* [What the task asks]: Look through the records that follow. Copy every line containing the word "this".

* [Information given]:
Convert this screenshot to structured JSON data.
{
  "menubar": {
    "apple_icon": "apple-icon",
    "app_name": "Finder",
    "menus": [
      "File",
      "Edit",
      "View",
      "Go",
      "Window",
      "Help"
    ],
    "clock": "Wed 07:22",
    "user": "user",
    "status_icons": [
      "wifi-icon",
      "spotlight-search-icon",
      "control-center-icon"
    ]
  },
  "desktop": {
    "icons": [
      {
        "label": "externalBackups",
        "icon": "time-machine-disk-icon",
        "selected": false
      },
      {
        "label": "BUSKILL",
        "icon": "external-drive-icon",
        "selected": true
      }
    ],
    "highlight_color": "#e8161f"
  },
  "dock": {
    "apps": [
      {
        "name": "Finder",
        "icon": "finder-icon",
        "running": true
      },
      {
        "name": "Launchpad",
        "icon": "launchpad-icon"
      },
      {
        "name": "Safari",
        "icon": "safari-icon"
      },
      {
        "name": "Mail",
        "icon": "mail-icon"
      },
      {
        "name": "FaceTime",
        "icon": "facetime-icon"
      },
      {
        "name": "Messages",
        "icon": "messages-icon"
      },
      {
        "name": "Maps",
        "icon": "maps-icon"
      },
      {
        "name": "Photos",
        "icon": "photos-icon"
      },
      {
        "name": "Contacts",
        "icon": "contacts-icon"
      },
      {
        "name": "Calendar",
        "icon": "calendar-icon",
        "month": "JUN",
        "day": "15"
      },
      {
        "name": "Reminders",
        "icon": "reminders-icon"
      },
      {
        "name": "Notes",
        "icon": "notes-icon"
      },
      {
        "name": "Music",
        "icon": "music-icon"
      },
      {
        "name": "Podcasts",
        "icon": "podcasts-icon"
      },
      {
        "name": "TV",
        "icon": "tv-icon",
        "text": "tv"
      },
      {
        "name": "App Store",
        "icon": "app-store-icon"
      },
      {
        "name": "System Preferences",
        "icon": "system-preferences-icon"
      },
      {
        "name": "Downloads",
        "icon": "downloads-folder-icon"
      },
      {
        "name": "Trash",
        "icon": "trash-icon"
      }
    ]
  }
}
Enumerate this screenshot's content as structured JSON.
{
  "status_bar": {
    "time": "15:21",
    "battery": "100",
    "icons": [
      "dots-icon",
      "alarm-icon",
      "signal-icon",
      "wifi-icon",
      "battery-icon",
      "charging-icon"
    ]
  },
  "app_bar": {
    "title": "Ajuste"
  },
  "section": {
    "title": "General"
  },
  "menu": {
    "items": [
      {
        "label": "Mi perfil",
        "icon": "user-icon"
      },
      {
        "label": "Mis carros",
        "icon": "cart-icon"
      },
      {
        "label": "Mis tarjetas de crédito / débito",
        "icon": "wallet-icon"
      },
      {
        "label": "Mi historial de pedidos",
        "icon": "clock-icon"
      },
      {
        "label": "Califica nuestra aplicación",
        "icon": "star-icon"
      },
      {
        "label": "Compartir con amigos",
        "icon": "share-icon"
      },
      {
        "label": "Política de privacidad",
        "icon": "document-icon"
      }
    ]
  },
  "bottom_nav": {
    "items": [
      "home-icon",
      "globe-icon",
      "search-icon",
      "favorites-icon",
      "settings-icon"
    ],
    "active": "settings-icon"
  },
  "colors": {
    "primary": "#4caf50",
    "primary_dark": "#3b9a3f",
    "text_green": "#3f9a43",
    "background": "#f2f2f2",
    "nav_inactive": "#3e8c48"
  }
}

* [Exercise solution]:
Convert this screenshot to structured JSON data.
Enumerate this screenshot's content as structured JSON.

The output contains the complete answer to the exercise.